--- START Data shown ---
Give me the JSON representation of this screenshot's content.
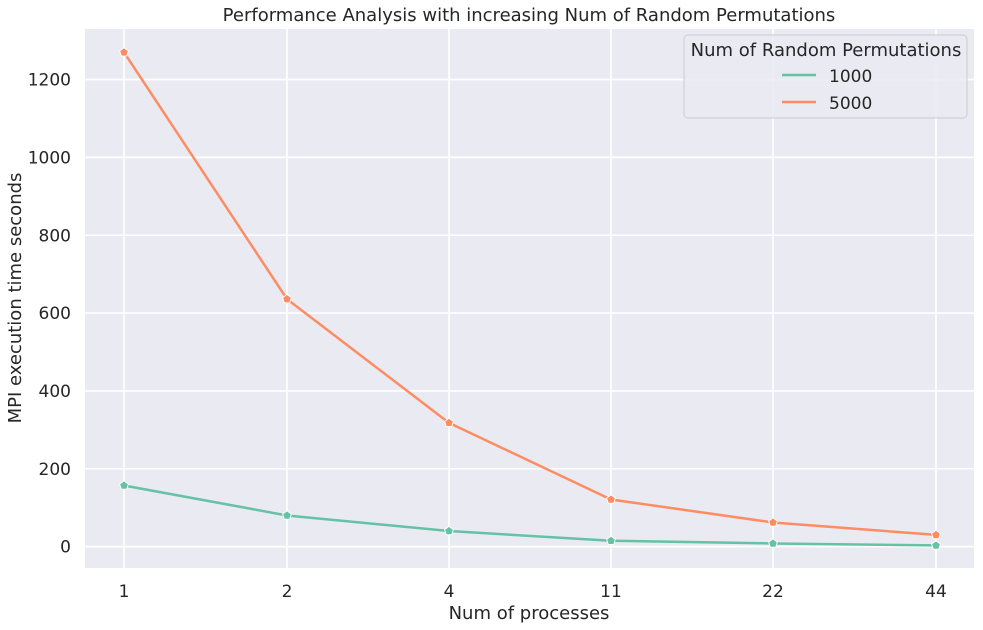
{
  "chart_data": {
    "type": "line",
    "title": "Performance Analysis with increasing Num of Random Permutations",
    "xlabel": "Num of processes",
    "ylabel": "MPI execution time seconds",
    "x_scale": "categorical",
    "categories": [
      "1",
      "2",
      "4",
      "11",
      "22",
      "44"
    ],
    "ylim": [
      -55,
      1330
    ],
    "yticks": [
      0,
      200,
      400,
      600,
      800,
      1000,
      1200
    ],
    "grid": true,
    "legend": {
      "title": "Num of Random Permutations",
      "placement": "top-right"
    },
    "series": [
      {
        "name": "1000",
        "color": "#66c2a5",
        "values": [
          157,
          80,
          40,
          15,
          8,
          3
        ]
      },
      {
        "name": "5000",
        "color": "#fc8d62",
        "values": [
          1270,
          636,
          318,
          121,
          62,
          30
        ]
      }
    ]
  },
  "colors": {
    "plot_background": "#eaeaf2",
    "grid": "#ffffff",
    "text": "#262626"
  }
}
--- END Data shown ---
Transcribe the listing in full and omit the pictures.

- _Output of the task_
Give me the JSON representation of this screenshot's content.
{
  "chart_data": {
    "type": "line",
    "title": "Performance Analysis with increasing Num of Random Permutations",
    "xlabel": "Num of processes",
    "ylabel": "MPI execution time seconds",
    "x_scale": "categorical",
    "categories": [
      "1",
      "2",
      "4",
      "11",
      "22",
      "44"
    ],
    "ylim": [
      -55,
      1330
    ],
    "yticks": [
      0,
      200,
      400,
      600,
      800,
      1000,
      1200
    ],
    "grid": true,
    "legend": {
      "title": "Num of Random Permutations",
      "placement": "top-right"
    },
    "series": [
      {
        "name": "1000",
        "color": "#66c2a5",
        "values": [
          157,
          80,
          40,
          15,
          8,
          3
        ]
      },
      {
        "name": "5000",
        "color": "#fc8d62",
        "values": [
          1270,
          636,
          318,
          121,
          62,
          30
        ]
      }
    ]
  },
  "colors": {
    "plot_background": "#eaeaf2",
    "grid": "#ffffff",
    "text": "#262626"
  }
}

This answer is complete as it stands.